-- START --
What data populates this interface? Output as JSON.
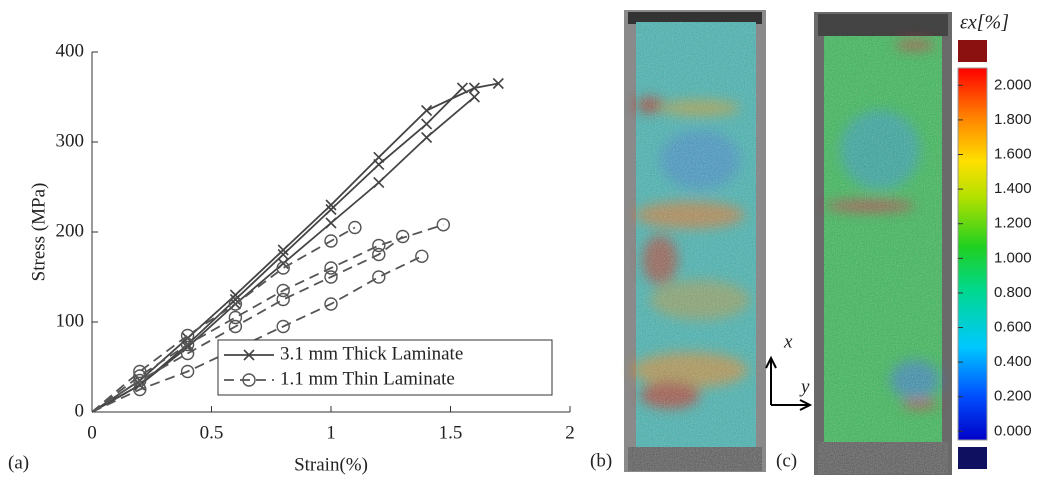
{
  "chart_data": {
    "type": "line",
    "xlabel": "Strain(%)",
    "ylabel": "Stress (MPa)",
    "xlim": [
      0,
      2
    ],
    "ylim": [
      0,
      400
    ],
    "xticks": [
      0,
      0.5,
      1,
      1.5,
      2
    ],
    "yticks": [
      0,
      100,
      200,
      300,
      400
    ],
    "legend": "lower right",
    "series": [
      {
        "name": "3.1 mm Thick Laminate",
        "color": "#444444",
        "dashed": false,
        "marker": "x",
        "curves": [
          {
            "x": [
              0,
              0.2,
              0.4,
              0.6,
              0.8,
              1.0,
              1.2,
              1.4,
              1.55
            ],
            "values": [
              0,
              30,
              75,
              125,
              175,
              225,
              275,
              320,
              360
            ]
          },
          {
            "x": [
              0,
              0.2,
              0.4,
              0.6,
              0.8,
              1.0,
              1.2,
              1.4,
              1.6
            ],
            "values": [
              0,
              30,
              72,
              120,
              165,
              210,
              255,
              305,
              350
            ]
          },
          {
            "x": [
              0,
              0.2,
              0.4,
              0.6,
              0.8,
              1.0,
              1.2,
              1.4,
              1.6,
              1.7
            ],
            "values": [
              0,
              35,
              82,
              130,
              180,
              230,
              283,
              335,
              360,
              365
            ]
          }
        ]
      },
      {
        "name": "1.1 mm Thin Laminate",
        "color": "#555555",
        "dashed": true,
        "marker": "circle",
        "curves": [
          {
            "x": [
              0,
              0.2,
              0.4,
              0.6,
              0.8,
              1.0,
              1.1
            ],
            "values": [
              0,
              45,
              85,
              120,
              160,
              190,
              205
            ]
          },
          {
            "x": [
              0,
              0.2,
              0.4,
              0.6,
              0.8,
              1.0,
              1.2,
              1.47
            ],
            "values": [
              0,
              40,
              75,
              105,
              135,
              160,
              185,
              208
            ]
          },
          {
            "x": [
              0,
              0.2,
              0.4,
              0.6,
              0.8,
              1.0,
              1.2,
              1.3
            ],
            "values": [
              0,
              35,
              65,
              95,
              125,
              150,
              175,
              195
            ]
          },
          {
            "x": [
              0,
              0.2,
              0.4,
              0.6,
              0.8,
              1.0,
              1.2,
              1.38
            ],
            "values": [
              0,
              25,
              45,
              70,
              95,
              120,
              150,
              173
            ]
          }
        ]
      }
    ]
  },
  "figure": {
    "panel_labels": [
      "(a)",
      "(b)",
      "(c)"
    ],
    "axis_x": "x",
    "axis_y": "y",
    "colorbar": {
      "title": "εx[%]",
      "clim": [
        -0.05,
        2.1
      ],
      "ticks": [
        {
          "value": 0,
          "label": "0.000"
        },
        {
          "value": 0.2,
          "label": "0.200"
        },
        {
          "value": 0.4,
          "label": "0.400"
        },
        {
          "value": 0.6,
          "label": "0.600"
        },
        {
          "value": 0.8,
          "label": "0.800"
        },
        {
          "value": 1,
          "label": "1.000"
        },
        {
          "value": 1.2,
          "label": "1.200"
        },
        {
          "value": 1.4,
          "label": "1.400"
        },
        {
          "value": 1.6,
          "label": "1.600"
        },
        {
          "value": 1.8,
          "label": "1.800"
        },
        {
          "value": 2,
          "label": "2.000"
        }
      ]
    }
  }
}
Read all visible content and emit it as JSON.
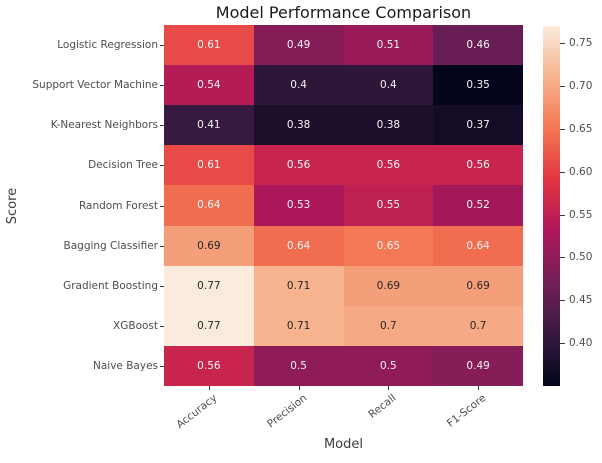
{
  "chart_data": {
    "type": "heatmap",
    "title": "Model Performance Comparison",
    "xlabel": "Model",
    "ylabel": "Score",
    "columns": [
      "Accuracy",
      "Precision",
      "Recall",
      "F1-Score"
    ],
    "rows": [
      "Logistic Regression",
      "Support Vector Machine",
      "K-Nearest Neighbors",
      "Decision Tree",
      "Random Forest",
      "Bagging Classifier",
      "Gradient Boosting",
      "XGBoost",
      "Naive Bayes"
    ],
    "values": [
      [
        0.61,
        0.49,
        0.51,
        0.46
      ],
      [
        0.54,
        0.4,
        0.4,
        0.35
      ],
      [
        0.41,
        0.38,
        0.38,
        0.37
      ],
      [
        0.61,
        0.56,
        0.56,
        0.56
      ],
      [
        0.64,
        0.53,
        0.55,
        0.52
      ],
      [
        0.69,
        0.64,
        0.65,
        0.64
      ],
      [
        0.77,
        0.71,
        0.69,
        0.69
      ],
      [
        0.77,
        0.71,
        0.7,
        0.7
      ],
      [
        0.56,
        0.5,
        0.5,
        0.49
      ]
    ],
    "vmin": 0.35,
    "vmax": 0.77,
    "colormap": {
      "name": "rocket",
      "stops": [
        {
          "t": 0.0,
          "color": "#03051A"
        },
        {
          "t": 0.14,
          "color": "#35193E"
        },
        {
          "t": 0.28,
          "color": "#701F57"
        },
        {
          "t": 0.43,
          "color": "#AD1759"
        },
        {
          "t": 0.57,
          "color": "#E13342"
        },
        {
          "t": 0.71,
          "color": "#F37651"
        },
        {
          "t": 0.86,
          "color": "#F6B48F"
        },
        {
          "t": 1.0,
          "color": "#FAEBDD"
        }
      ]
    },
    "colorbar_ticks": [
      0.75,
      0.7,
      0.65,
      0.6,
      0.55,
      0.5,
      0.45,
      0.4
    ],
    "annotation_dark_color": "#262626",
    "annotation_light_color": "#F5F5F5",
    "legend_position": "right-colorbar",
    "grid": false
  }
}
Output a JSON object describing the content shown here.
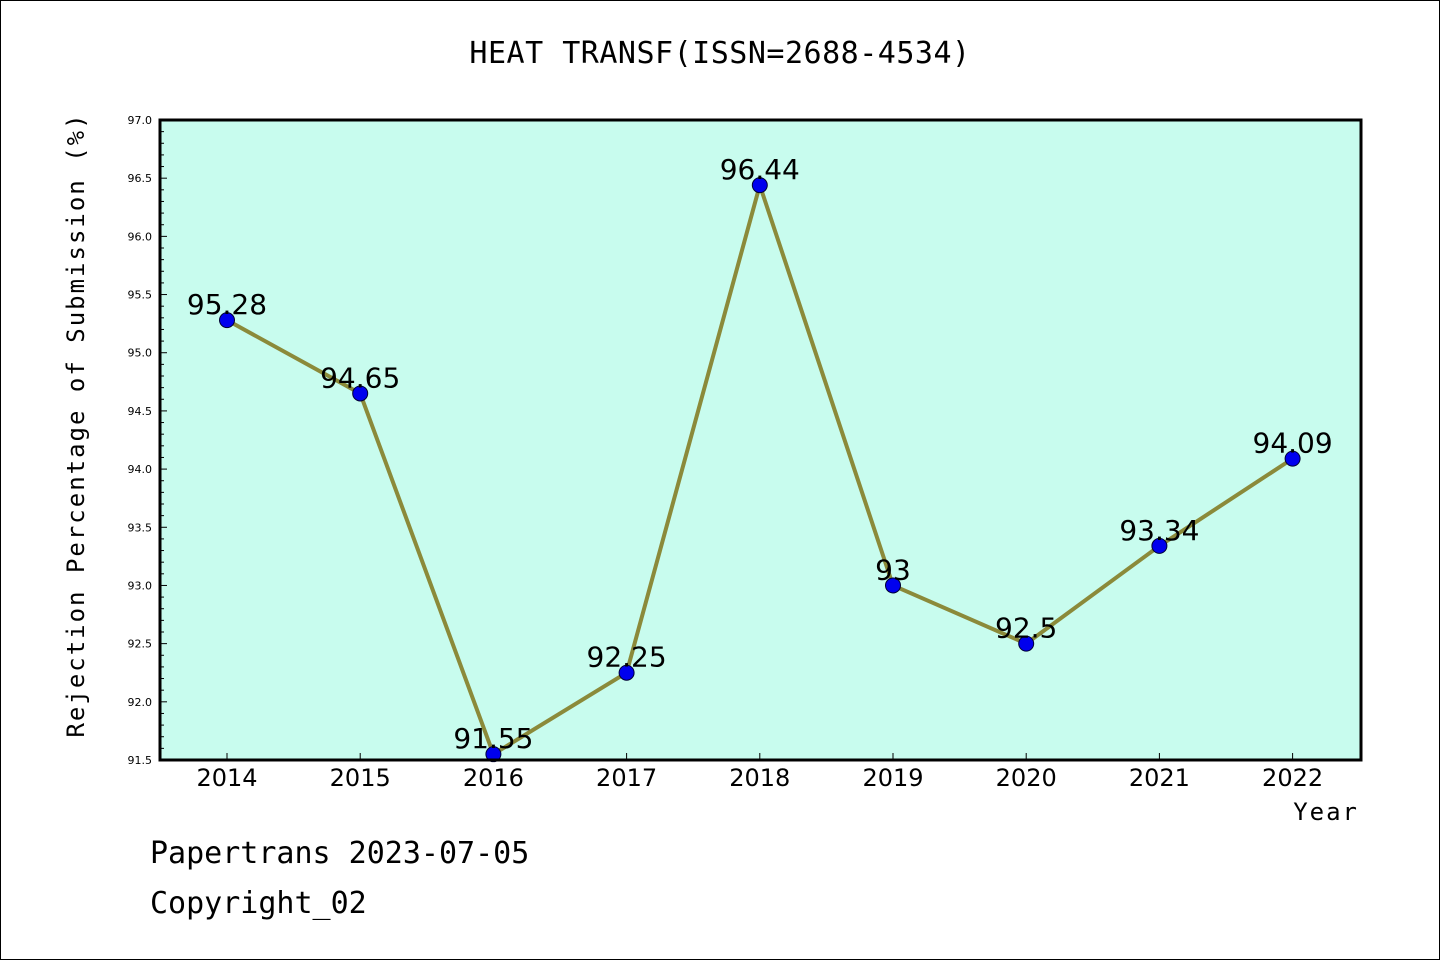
{
  "title": "HEAT TRANSF(ISSN=2688-4534)",
  "footer": {
    "line1": "Papertrans 2023-07-05",
    "line2": "Copyright_02"
  },
  "colors": {
    "plot_background": "#c8fcee",
    "line": "#8b8a3a",
    "marker": "#0000ee",
    "axis": "#000000"
  },
  "chart_data": {
    "type": "line",
    "title": "HEAT TRANSF(ISSN=2688-4534)",
    "xlabel": "Year",
    "ylabel": "Rejection Percentage of Submission (%)",
    "categories": [
      "2014",
      "2015",
      "2016",
      "2017",
      "2018",
      "2019",
      "2020",
      "2021",
      "2022"
    ],
    "series": [
      {
        "values": [
          95.28,
          94.65,
          91.55,
          92.25,
          96.44,
          93.0,
          92.5,
          93.34,
          94.09
        ],
        "labels": [
          "95.28",
          "94.65",
          "91.55",
          "92.25",
          "96.44",
          "93",
          "92.5",
          "93.34",
          "94.09"
        ]
      }
    ],
    "ylim": [
      91.5,
      97.0
    ],
    "yticks": [
      "91.5",
      "92.0",
      "92.5",
      "93.0",
      "93.5",
      "94.0",
      "94.5",
      "95.0",
      "95.5",
      "96.0",
      "96.5",
      "97.0"
    ],
    "grid": false,
    "legend": "none"
  }
}
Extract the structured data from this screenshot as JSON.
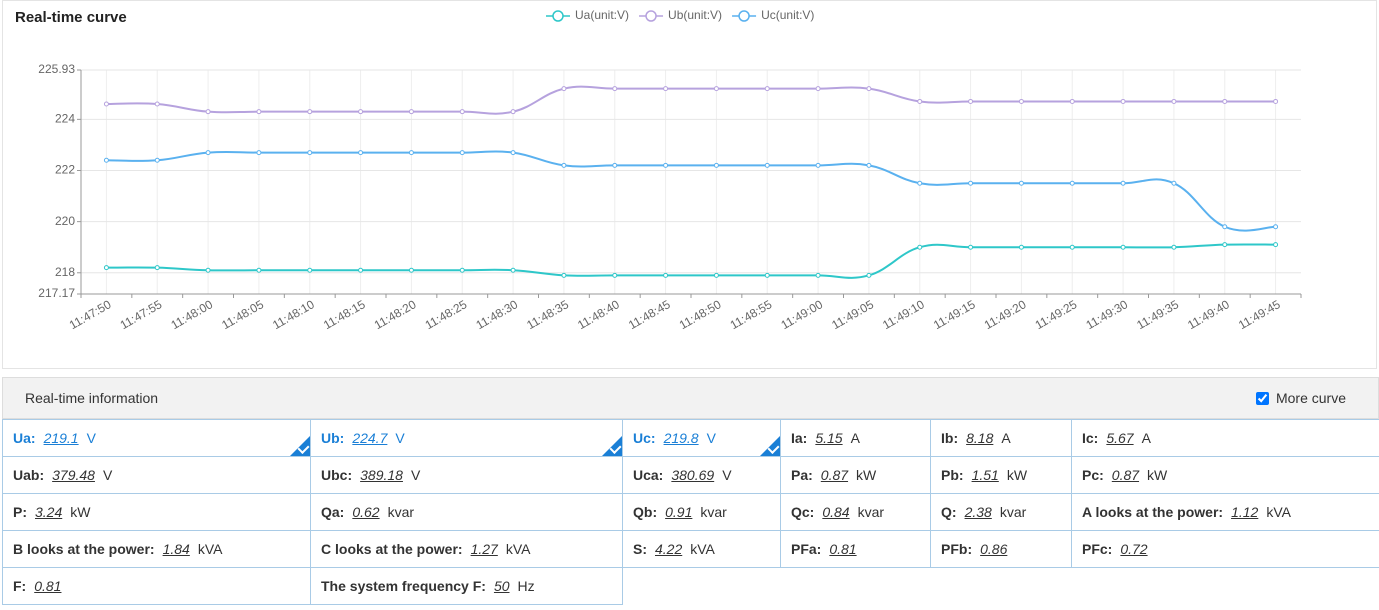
{
  "chart_data": {
    "type": "line",
    "title": "Real-time curve",
    "categories": [
      "11:47:50",
      "11:47:55",
      "11:48:00",
      "11:48:05",
      "11:48:10",
      "11:48:15",
      "11:48:20",
      "11:48:25",
      "11:48:30",
      "11:48:35",
      "11:48:40",
      "11:48:45",
      "11:48:50",
      "11:48:55",
      "11:49:00",
      "11:49:05",
      "11:49:10",
      "11:49:15",
      "11:49:20",
      "11:49:25",
      "11:49:30",
      "11:49:35",
      "11:49:40",
      "11:49:45"
    ],
    "series": [
      {
        "name": "Ua(unit:V)",
        "color": "#2ec7c9",
        "values": [
          218.2,
          218.2,
          218.1,
          218.1,
          218.1,
          218.1,
          218.1,
          218.1,
          218.1,
          217.9,
          217.9,
          217.9,
          217.9,
          217.9,
          217.9,
          217.9,
          219.0,
          219.0,
          219.0,
          219.0,
          219.0,
          219.0,
          219.1,
          219.1
        ]
      },
      {
        "name": "Ub(unit:V)",
        "color": "#b6a2de",
        "values": [
          224.6,
          224.6,
          224.3,
          224.3,
          224.3,
          224.3,
          224.3,
          224.3,
          224.3,
          225.2,
          225.2,
          225.2,
          225.2,
          225.2,
          225.2,
          225.2,
          224.7,
          224.7,
          224.7,
          224.7,
          224.7,
          224.7,
          224.7,
          224.7
        ]
      },
      {
        "name": "Uc(unit:V)",
        "color": "#5ab1ef",
        "values": [
          222.4,
          222.4,
          222.7,
          222.7,
          222.7,
          222.7,
          222.7,
          222.7,
          222.7,
          222.2,
          222.2,
          222.2,
          222.2,
          222.2,
          222.2,
          222.2,
          221.5,
          221.5,
          221.5,
          221.5,
          221.5,
          221.5,
          219.8,
          219.8
        ]
      }
    ],
    "ylim": [
      217.17,
      225.93
    ],
    "yticks": [
      217.17,
      218,
      220,
      222,
      224,
      225.93
    ],
    "grid": true,
    "smooth": true
  },
  "info": {
    "title": "Real-time information",
    "more_curve": {
      "label": "More curve",
      "checked": true
    },
    "rows": [
      [
        {
          "label": "Ua:",
          "value": "219.1",
          "unit": "V",
          "selected": true
        },
        {
          "label": "Ub:",
          "value": "224.7",
          "unit": "V",
          "selected": true
        },
        {
          "label": "Uc:",
          "value": "219.8",
          "unit": "V",
          "selected": true
        },
        {
          "label": "Ia:",
          "value": "5.15",
          "unit": "A"
        },
        {
          "label": "Ib:",
          "value": "8.18",
          "unit": "A"
        },
        {
          "label": "Ic:",
          "value": "5.67",
          "unit": "A"
        }
      ],
      [
        {
          "label": "Uab:",
          "value": "379.48",
          "unit": "V"
        },
        {
          "label": "Ubc:",
          "value": "389.18",
          "unit": "V"
        },
        {
          "label": "Uca:",
          "value": "380.69",
          "unit": "V"
        },
        {
          "label": "Pa:",
          "value": "0.87",
          "unit": "kW"
        },
        {
          "label": "Pb:",
          "value": "1.51",
          "unit": "kW"
        },
        {
          "label": "Pc:",
          "value": "0.87",
          "unit": "kW"
        }
      ],
      [
        {
          "label": "P:",
          "value": "3.24",
          "unit": "kW"
        },
        {
          "label": "Qa:",
          "value": "0.62",
          "unit": "kvar"
        },
        {
          "label": "Qb:",
          "value": "0.91",
          "unit": "kvar"
        },
        {
          "label": "Qc:",
          "value": "0.84",
          "unit": "kvar"
        },
        {
          "label": "Q:",
          "value": "2.38",
          "unit": "kvar"
        },
        {
          "label": "A looks at the power:",
          "value": "1.12",
          "unit": "kVA"
        }
      ],
      [
        {
          "label": "B looks at the power:",
          "value": "1.84",
          "unit": "kVA"
        },
        {
          "label": "C looks at the power:",
          "value": "1.27",
          "unit": "kVA"
        },
        {
          "label": "S:",
          "value": "4.22",
          "unit": "kVA"
        },
        {
          "label": "PFa:",
          "value": "0.81"
        },
        {
          "label": "PFb:",
          "value": "0.86"
        },
        {
          "label": "PFc:",
          "value": "0.72"
        }
      ],
      [
        {
          "label": "F:",
          "value": "0.81"
        },
        {
          "label": "The system frequency F:",
          "value": "50",
          "unit": "Hz"
        }
      ]
    ]
  }
}
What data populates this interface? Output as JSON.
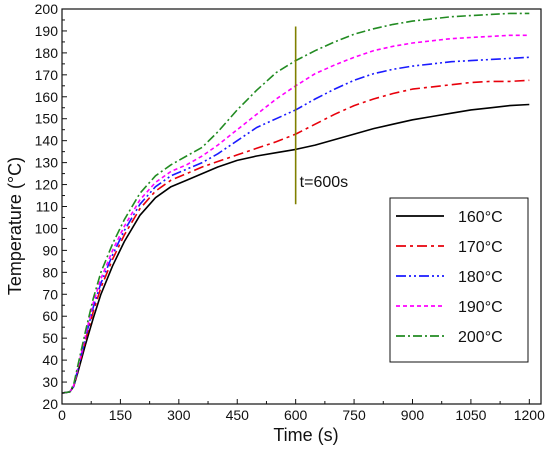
{
  "chart_data": {
    "type": "line",
    "title": "",
    "xlabel": "Time (s)",
    "ylabel": "Temperature (°C)",
    "xlim": [
      0,
      1230
    ],
    "ylim": [
      20,
      200
    ],
    "x_ticks": [
      0,
      150,
      300,
      450,
      600,
      750,
      900,
      1050,
      1200
    ],
    "x_tick_labels": [
      "0",
      "150",
      "300",
      "450",
      "600",
      "750",
      "900",
      "1050",
      "1200"
    ],
    "y_ticks": [
      20,
      30,
      40,
      50,
      60,
      70,
      80,
      90,
      100,
      110,
      120,
      130,
      140,
      150,
      160,
      170,
      180,
      190,
      200
    ],
    "y_tick_labels": [
      "20",
      "30",
      "40",
      "50",
      "60",
      "70",
      "80",
      "90",
      "100",
      "110",
      "120",
      "130",
      "140",
      "150",
      "160",
      "170",
      "180",
      "190",
      "200"
    ],
    "grid": false,
    "legend_position": "lower-right",
    "annotation": {
      "text": "t=600s",
      "x": 600,
      "y_range": [
        111,
        192
      ],
      "color": "#808000"
    },
    "series": [
      {
        "name": "160°C",
        "color": "#000000",
        "dash": "solid",
        "x": [
          0,
          20,
          30,
          40,
          60,
          80,
          100,
          130,
          160,
          200,
          240,
          280,
          320,
          360,
          400,
          450,
          500,
          550,
          600,
          650,
          700,
          750,
          800,
          850,
          900,
          950,
          1000,
          1050,
          1100,
          1150,
          1200
        ],
        "y": [
          25,
          25.5,
          28,
          34,
          47,
          59,
          70,
          83,
          94,
          106,
          114,
          119,
          122,
          125,
          128,
          131,
          133,
          134.5,
          136,
          138,
          140.5,
          143,
          145.5,
          147.5,
          149.5,
          151,
          152.5,
          154,
          155,
          156,
          156.5
        ]
      },
      {
        "name": "170°C",
        "color": "#e8000b",
        "dash": "10 4 3 4",
        "x": [
          0,
          20,
          30,
          40,
          60,
          80,
          100,
          130,
          160,
          200,
          240,
          280,
          320,
          360,
          400,
          450,
          500,
          550,
          600,
          650,
          700,
          750,
          800,
          850,
          900,
          950,
          1000,
          1050,
          1100,
          1150,
          1200
        ],
        "y": [
          25,
          25.5,
          28,
          35,
          49,
          62,
          73,
          86,
          97,
          109,
          117,
          122,
          125,
          128,
          130.5,
          133.5,
          136.5,
          139.5,
          143,
          147.5,
          152,
          156,
          159,
          161.5,
          163.5,
          164.5,
          165.5,
          166.5,
          167,
          167,
          167.5
        ]
      },
      {
        "name": "180°C",
        "color": "#1a1aff",
        "dash": "10 3 2 3 2 3",
        "x": [
          0,
          20,
          30,
          40,
          60,
          80,
          100,
          130,
          160,
          200,
          240,
          280,
          320,
          360,
          400,
          450,
          500,
          550,
          600,
          650,
          700,
          750,
          800,
          850,
          900,
          950,
          1000,
          1050,
          1100,
          1150,
          1200
        ],
        "y": [
          25,
          25.5,
          28,
          35.5,
          50,
          64,
          75,
          88,
          99,
          111,
          119,
          124,
          127,
          130,
          134,
          140,
          146,
          150,
          154,
          159,
          163.5,
          167.5,
          170.5,
          172.5,
          174,
          175,
          176,
          176.5,
          177,
          177.5,
          178
        ]
      },
      {
        "name": "190°C",
        "color": "#ff00ff",
        "dash": "4 3",
        "x": [
          0,
          20,
          30,
          40,
          60,
          80,
          100,
          130,
          160,
          200,
          240,
          280,
          320,
          360,
          400,
          450,
          500,
          550,
          600,
          650,
          700,
          750,
          800,
          850,
          900,
          950,
          1000,
          1050,
          1100,
          1150,
          1200
        ],
        "y": [
          25,
          25.5,
          28.5,
          36,
          51,
          66,
          77,
          90,
          101,
          113,
          121,
          126,
          129,
          133,
          138,
          145,
          152,
          159,
          165,
          170.5,
          174.5,
          178,
          181,
          183,
          184.5,
          185.5,
          186.5,
          187,
          187.5,
          188,
          188
        ]
      },
      {
        "name": "200°C",
        "color": "#228b22",
        "dash": "9 3 2 3",
        "x": [
          0,
          20,
          30,
          40,
          60,
          80,
          100,
          130,
          160,
          200,
          240,
          280,
          320,
          360,
          400,
          450,
          500,
          550,
          600,
          650,
          700,
          750,
          800,
          850,
          900,
          950,
          1000,
          1050,
          1100,
          1150,
          1200
        ],
        "y": [
          25,
          25.5,
          29,
          37,
          53,
          68,
          80,
          93,
          104,
          116,
          124,
          129,
          133,
          137,
          144,
          154,
          163,
          171,
          176.5,
          181,
          185,
          188.5,
          191,
          193,
          194.5,
          195.5,
          196.5,
          197,
          197.5,
          198,
          198
        ]
      }
    ]
  }
}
-- END --
Copy out every line of the material above that mentions the word "marker".

        "marker": "x",
        "marker": "circle",
    "marker": "#0000ee",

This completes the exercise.